▶ **Written task**
Go through the entries below, tally each line with the string "Rome", and give the final number by itself.

▶ **Material provided**
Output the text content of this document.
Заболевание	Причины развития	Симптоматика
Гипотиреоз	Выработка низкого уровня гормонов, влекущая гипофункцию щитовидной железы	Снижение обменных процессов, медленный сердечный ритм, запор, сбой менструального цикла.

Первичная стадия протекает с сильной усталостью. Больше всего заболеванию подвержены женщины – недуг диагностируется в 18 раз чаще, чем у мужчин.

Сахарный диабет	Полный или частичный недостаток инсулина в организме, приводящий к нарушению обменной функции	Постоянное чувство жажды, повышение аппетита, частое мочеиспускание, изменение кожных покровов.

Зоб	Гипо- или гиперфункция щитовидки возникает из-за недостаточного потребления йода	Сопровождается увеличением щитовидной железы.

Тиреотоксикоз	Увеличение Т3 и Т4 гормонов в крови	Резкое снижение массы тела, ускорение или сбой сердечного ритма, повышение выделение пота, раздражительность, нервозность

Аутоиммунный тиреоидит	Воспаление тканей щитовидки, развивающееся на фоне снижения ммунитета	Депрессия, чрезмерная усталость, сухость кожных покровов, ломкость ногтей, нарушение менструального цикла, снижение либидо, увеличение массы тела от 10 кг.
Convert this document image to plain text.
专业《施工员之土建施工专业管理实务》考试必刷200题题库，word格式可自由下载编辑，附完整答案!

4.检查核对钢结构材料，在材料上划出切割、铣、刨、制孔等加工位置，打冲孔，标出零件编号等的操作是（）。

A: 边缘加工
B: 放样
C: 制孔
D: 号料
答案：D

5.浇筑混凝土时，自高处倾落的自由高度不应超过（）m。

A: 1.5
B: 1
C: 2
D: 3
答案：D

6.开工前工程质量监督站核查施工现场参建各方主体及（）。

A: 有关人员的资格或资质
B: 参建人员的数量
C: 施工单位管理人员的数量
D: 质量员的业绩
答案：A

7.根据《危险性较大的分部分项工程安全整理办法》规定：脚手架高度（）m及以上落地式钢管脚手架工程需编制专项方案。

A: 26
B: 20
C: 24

---

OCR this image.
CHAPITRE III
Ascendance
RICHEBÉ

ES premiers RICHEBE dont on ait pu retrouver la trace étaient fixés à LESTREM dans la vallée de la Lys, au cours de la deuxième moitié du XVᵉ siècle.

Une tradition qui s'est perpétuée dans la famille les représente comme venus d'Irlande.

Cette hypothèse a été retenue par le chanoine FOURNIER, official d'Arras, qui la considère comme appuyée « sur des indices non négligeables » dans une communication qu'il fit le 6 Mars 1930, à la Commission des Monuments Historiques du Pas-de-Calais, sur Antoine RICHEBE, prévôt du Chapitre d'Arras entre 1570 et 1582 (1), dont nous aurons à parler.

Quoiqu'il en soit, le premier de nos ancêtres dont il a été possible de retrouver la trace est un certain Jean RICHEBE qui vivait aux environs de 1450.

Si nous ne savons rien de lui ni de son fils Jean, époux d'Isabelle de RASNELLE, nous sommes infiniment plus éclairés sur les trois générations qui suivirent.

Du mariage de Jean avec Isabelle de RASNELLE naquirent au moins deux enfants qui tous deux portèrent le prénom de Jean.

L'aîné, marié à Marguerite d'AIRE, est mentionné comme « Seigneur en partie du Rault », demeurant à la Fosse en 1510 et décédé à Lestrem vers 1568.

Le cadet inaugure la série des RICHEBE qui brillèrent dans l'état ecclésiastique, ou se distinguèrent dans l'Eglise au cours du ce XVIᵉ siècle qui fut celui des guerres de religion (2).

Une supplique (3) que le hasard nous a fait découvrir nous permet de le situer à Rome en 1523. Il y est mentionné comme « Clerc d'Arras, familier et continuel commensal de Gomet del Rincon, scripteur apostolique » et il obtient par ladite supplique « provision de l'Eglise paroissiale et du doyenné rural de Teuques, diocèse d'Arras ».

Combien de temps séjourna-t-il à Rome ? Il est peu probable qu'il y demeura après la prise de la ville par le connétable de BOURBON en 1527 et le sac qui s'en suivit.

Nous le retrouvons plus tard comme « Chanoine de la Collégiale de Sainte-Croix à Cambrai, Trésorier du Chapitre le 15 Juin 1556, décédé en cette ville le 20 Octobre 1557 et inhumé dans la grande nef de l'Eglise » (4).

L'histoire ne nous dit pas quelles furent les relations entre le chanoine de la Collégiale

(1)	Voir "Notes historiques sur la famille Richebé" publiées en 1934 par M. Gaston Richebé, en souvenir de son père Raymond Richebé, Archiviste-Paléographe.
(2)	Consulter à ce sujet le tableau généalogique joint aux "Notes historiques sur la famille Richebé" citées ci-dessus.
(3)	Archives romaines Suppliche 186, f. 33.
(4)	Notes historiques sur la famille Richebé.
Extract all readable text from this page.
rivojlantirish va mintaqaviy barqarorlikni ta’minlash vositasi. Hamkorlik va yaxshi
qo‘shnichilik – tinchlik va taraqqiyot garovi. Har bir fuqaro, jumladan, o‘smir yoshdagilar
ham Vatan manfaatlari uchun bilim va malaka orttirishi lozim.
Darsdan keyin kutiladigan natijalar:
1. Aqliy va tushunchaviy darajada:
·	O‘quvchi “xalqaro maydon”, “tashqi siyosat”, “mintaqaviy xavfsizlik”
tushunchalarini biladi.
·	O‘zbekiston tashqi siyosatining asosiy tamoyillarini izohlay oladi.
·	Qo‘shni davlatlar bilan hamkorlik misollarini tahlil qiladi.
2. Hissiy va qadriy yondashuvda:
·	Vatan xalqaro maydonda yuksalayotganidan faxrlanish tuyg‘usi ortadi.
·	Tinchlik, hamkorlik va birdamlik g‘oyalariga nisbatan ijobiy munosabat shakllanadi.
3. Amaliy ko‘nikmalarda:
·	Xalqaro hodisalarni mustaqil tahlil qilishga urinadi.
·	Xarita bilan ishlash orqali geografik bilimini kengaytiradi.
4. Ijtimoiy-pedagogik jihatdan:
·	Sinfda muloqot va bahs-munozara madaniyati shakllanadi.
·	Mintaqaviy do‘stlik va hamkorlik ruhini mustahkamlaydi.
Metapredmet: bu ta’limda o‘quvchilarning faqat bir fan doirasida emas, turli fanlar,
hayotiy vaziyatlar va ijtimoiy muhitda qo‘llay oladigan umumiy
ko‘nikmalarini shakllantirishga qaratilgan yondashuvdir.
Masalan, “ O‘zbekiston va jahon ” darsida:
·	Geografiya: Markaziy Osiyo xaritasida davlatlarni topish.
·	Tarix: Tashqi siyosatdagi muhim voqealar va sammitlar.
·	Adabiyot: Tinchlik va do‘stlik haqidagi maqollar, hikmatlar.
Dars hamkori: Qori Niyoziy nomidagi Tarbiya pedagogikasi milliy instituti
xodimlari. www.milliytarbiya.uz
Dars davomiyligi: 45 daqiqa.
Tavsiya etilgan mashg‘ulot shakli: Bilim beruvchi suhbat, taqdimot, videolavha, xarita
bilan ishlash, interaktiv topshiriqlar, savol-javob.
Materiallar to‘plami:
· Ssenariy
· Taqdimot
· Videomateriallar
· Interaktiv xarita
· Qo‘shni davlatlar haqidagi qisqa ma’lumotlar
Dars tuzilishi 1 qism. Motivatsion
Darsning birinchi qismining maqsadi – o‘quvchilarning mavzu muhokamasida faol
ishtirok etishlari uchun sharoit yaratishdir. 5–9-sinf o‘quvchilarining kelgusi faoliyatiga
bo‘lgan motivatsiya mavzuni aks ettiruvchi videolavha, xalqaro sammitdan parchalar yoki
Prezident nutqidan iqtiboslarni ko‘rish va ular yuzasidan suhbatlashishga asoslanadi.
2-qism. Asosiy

▶ **Answer to the exercise**
2